Without including any images, repeat the data exactly.

## MATERIAL PROVIDED
————

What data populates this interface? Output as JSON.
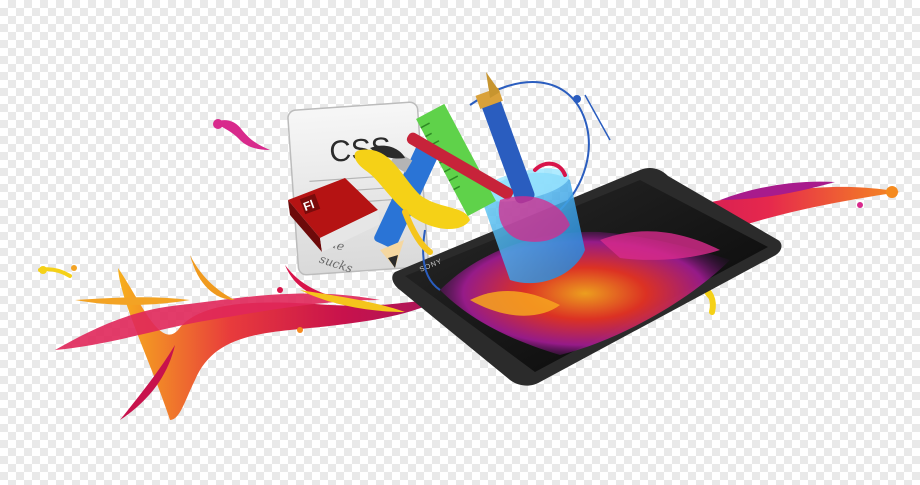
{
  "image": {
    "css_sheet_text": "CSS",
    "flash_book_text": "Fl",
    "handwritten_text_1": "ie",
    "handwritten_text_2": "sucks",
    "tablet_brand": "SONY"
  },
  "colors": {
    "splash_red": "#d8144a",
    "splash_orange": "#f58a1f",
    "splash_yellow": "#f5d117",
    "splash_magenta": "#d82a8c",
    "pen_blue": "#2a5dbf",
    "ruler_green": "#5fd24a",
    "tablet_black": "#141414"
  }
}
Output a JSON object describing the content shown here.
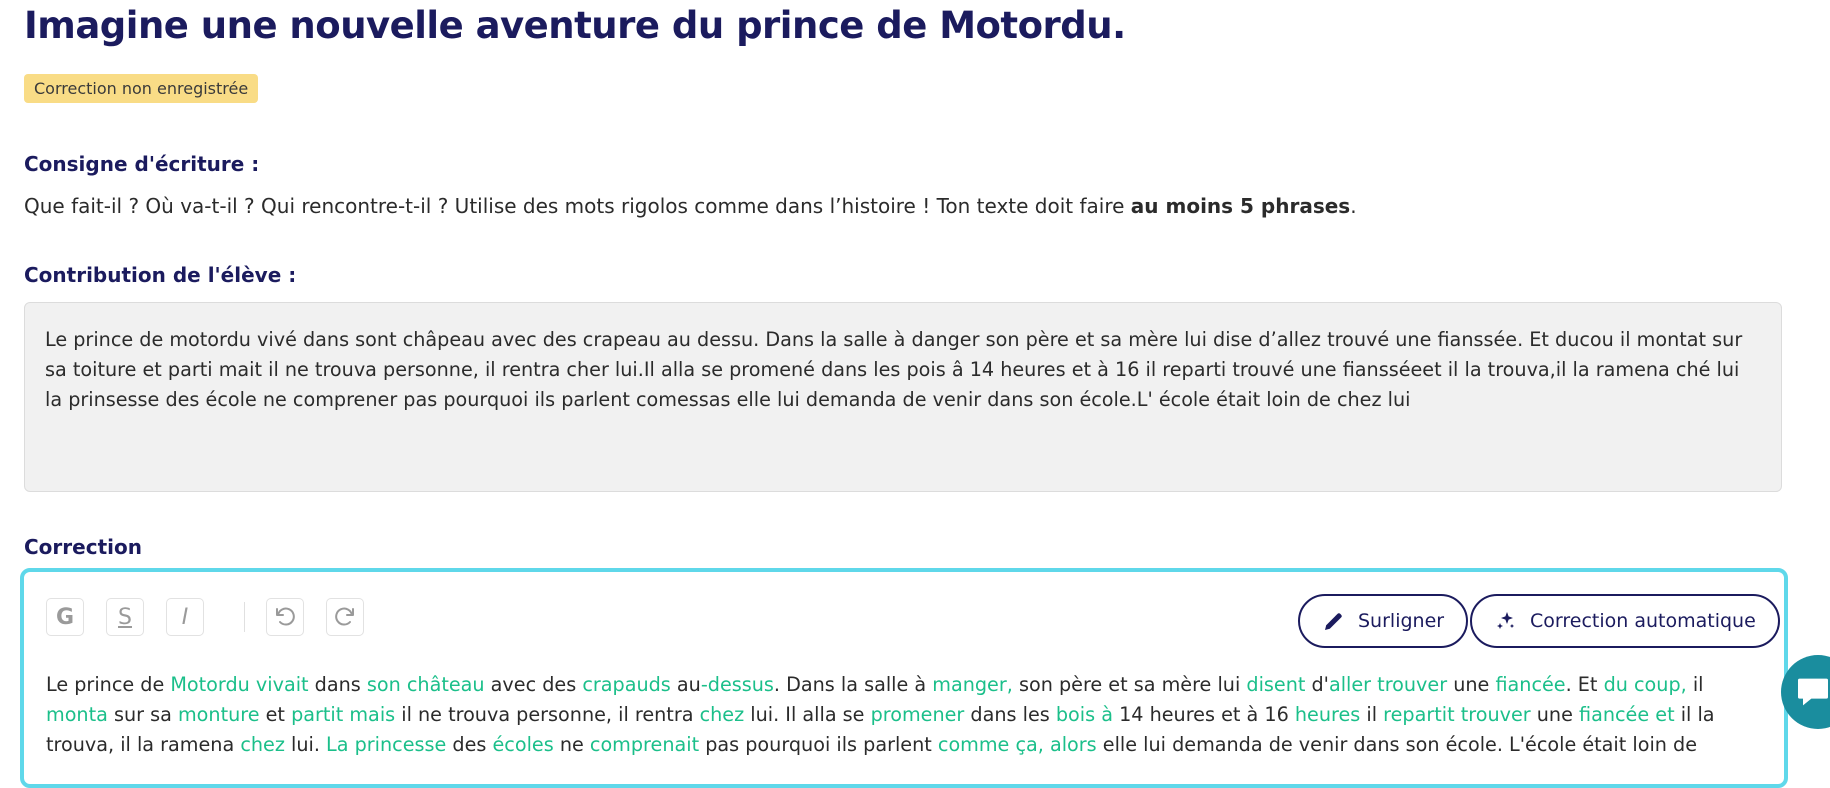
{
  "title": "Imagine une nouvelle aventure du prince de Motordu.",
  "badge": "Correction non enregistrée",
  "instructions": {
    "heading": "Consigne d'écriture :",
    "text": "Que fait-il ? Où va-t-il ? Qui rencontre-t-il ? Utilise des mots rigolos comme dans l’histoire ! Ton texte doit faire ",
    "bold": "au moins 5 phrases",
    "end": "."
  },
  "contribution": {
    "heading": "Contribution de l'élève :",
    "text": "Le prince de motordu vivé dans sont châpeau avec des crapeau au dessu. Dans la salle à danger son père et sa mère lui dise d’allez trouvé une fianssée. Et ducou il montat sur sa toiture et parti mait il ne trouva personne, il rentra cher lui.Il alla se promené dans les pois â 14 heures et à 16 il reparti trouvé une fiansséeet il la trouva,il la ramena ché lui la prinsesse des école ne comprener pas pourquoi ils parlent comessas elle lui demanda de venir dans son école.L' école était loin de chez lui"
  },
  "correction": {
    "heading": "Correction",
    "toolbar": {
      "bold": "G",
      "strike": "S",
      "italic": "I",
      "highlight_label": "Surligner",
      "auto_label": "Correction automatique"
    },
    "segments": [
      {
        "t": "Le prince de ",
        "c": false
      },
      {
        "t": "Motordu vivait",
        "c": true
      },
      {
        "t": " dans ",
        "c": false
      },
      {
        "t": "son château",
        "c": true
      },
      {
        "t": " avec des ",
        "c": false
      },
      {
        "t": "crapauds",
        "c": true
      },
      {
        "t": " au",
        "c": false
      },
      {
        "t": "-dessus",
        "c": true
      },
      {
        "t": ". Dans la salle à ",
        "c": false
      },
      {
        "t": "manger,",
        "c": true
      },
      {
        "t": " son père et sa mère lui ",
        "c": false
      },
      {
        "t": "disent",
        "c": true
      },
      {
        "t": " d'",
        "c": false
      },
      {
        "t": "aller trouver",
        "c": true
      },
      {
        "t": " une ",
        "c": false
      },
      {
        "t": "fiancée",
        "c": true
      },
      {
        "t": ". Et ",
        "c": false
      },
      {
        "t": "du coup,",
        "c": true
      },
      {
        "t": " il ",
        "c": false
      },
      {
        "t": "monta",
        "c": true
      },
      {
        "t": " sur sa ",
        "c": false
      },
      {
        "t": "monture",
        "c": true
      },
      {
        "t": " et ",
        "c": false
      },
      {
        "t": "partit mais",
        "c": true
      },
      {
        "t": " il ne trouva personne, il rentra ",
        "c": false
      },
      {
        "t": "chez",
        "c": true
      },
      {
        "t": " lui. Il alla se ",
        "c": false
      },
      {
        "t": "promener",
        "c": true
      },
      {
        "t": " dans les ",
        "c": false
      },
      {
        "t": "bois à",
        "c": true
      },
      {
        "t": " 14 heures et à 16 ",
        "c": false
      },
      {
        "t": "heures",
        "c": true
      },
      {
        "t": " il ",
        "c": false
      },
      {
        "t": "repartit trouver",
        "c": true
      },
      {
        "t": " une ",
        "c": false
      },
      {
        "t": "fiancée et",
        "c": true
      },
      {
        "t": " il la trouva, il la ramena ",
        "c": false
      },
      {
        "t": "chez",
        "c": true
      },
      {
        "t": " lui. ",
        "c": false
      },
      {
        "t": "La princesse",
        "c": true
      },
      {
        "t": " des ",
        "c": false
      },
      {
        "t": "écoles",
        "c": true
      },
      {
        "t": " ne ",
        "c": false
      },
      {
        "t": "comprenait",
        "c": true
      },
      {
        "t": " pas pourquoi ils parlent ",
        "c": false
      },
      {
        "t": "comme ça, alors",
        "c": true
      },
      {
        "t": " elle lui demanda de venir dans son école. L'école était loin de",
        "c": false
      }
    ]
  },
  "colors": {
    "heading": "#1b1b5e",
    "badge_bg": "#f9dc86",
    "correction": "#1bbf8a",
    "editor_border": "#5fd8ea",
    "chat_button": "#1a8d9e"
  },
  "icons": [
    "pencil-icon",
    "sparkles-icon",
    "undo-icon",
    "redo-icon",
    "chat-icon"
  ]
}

————

## THE REPLY
What data populates this interface? Output as JSON.
{
  "image": {
    "css_sheet_text": "CSS",
    "flash_book_text": "Fl",
    "handwritten_text_1": "ie",
    "handwritten_text_2": "sucks",
    "tablet_brand": "SONY"
  },
  "colors": {
    "splash_red": "#d8144a",
    "splash_orange": "#f58a1f",
    "splash_yellow": "#f5d117",
    "splash_magenta": "#d82a8c",
    "pen_blue": "#2a5dbf",
    "ruler_green": "#5fd24a",
    "tablet_black": "#141414"
  }
}
Output a JSON object describing the content shown here.
{
  "title": "Imagine une nouvelle aventure du prince de Motordu.",
  "badge": "Correction non enregistrée",
  "instructions": {
    "heading": "Consigne d'écriture :",
    "text": "Que fait-il ? Où va-t-il ? Qui rencontre-t-il ? Utilise des mots rigolos comme dans l’histoire ! Ton texte doit faire ",
    "bold": "au moins 5 phrases",
    "end": "."
  },
  "contribution": {
    "heading": "Contribution de l'élève :",
    "text": "Le prince de motordu vivé dans sont châpeau avec des crapeau au dessu. Dans la salle à danger son père et sa mère lui dise d’allez trouvé une fianssée. Et ducou il montat sur sa toiture et parti mait il ne trouva personne, il rentra cher lui.Il alla se promené dans les pois â 14 heures et à 16 il reparti trouvé une fiansséeet il la trouva,il la ramena ché lui la prinsesse des école ne comprener pas pourquoi ils parlent comessas elle lui demanda de venir dans son école.L' école était loin de chez lui"
  },
  "correction": {
    "heading": "Correction",
    "toolbar": {
      "bold": "G",
      "strike": "S",
      "italic": "I",
      "highlight_label": "Surligner",
      "auto_label": "Correction automatique"
    },
    "segments": [
      {
        "t": "Le prince de ",
        "c": false
      },
      {
        "t": "Motordu vivait",
        "c": true
      },
      {
        "t": " dans ",
        "c": false
      },
      {
        "t": "son château",
        "c": true
      },
      {
        "t": " avec des ",
        "c": false
      },
      {
        "t": "crapauds",
        "c": true
      },
      {
        "t": " au",
        "c": false
      },
      {
        "t": "-dessus",
        "c": true
      },
      {
        "t": ". Dans la salle à ",
        "c": false
      },
      {
        "t": "manger,",
        "c": true
      },
      {
        "t": " son père et sa mère lui ",
        "c": false
      },
      {
        "t": "disent",
        "c": true
      },
      {
        "t": " d'",
        "c": false
      },
      {
        "t": "aller trouver",
        "c": true
      },
      {
        "t": " une ",
        "c": false
      },
      {
        "t": "fiancée",
        "c": true
      },
      {
        "t": ". Et ",
        "c": false
      },
      {
        "t": "du coup,",
        "c": true
      },
      {
        "t": " il ",
        "c": false
      },
      {
        "t": "monta",
        "c": true
      },
      {
        "t": " sur sa ",
        "c": false
      },
      {
        "t": "monture",
        "c": true
      },
      {
        "t": " et ",
        "c": false
      },
      {
        "t": "partit mais",
        "c": true
      },
      {
        "t": " il ne trouva personne, il rentra ",
        "c": false
      },
      {
        "t": "chez",
        "c": true
      },
      {
        "t": " lui. Il alla se ",
        "c": false
      },
      {
        "t": "promener",
        "c": true
      },
      {
        "t": " dans les ",
        "c": false
      },
      {
        "t": "bois à",
        "c": true
      },
      {
        "t": " 14 heures et à 16 ",
        "c": false
      },
      {
        "t": "heures",
        "c": true
      },
      {
        "t": " il ",
        "c": false
      },
      {
        "t": "repartit trouver",
        "c": true
      },
      {
        "t": " une ",
        "c": false
      },
      {
        "t": "fiancée et",
        "c": true
      },
      {
        "t": " il la trouva, il la ramena ",
        "c": false
      },
      {
        "t": "chez",
        "c": true
      },
      {
        "t": " lui. ",
        "c": false
      },
      {
        "t": "La princesse",
        "c": true
      },
      {
        "t": " des ",
        "c": false
      },
      {
        "t": "écoles",
        "c": true
      },
      {
        "t": " ne ",
        "c": false
      },
      {
        "t": "comprenait",
        "c": true
      },
      {
        "t": " pas pourquoi ils parlent ",
        "c": false
      },
      {
        "t": "comme ça, alors",
        "c": true
      },
      {
        "t": " elle lui demanda de venir dans son école. L'école était loin de",
        "c": false
      }
    ]
  },
  "colors": {
    "heading": "#1b1b5e",
    "badge_bg": "#f9dc86",
    "correction": "#1bbf8a",
    "editor_border": "#5fd8ea",
    "chat_button": "#1a8d9e"
  },
  "icons": [
    "pencil-icon",
    "sparkles-icon",
    "undo-icon",
    "redo-icon",
    "chat-icon"
  ]
}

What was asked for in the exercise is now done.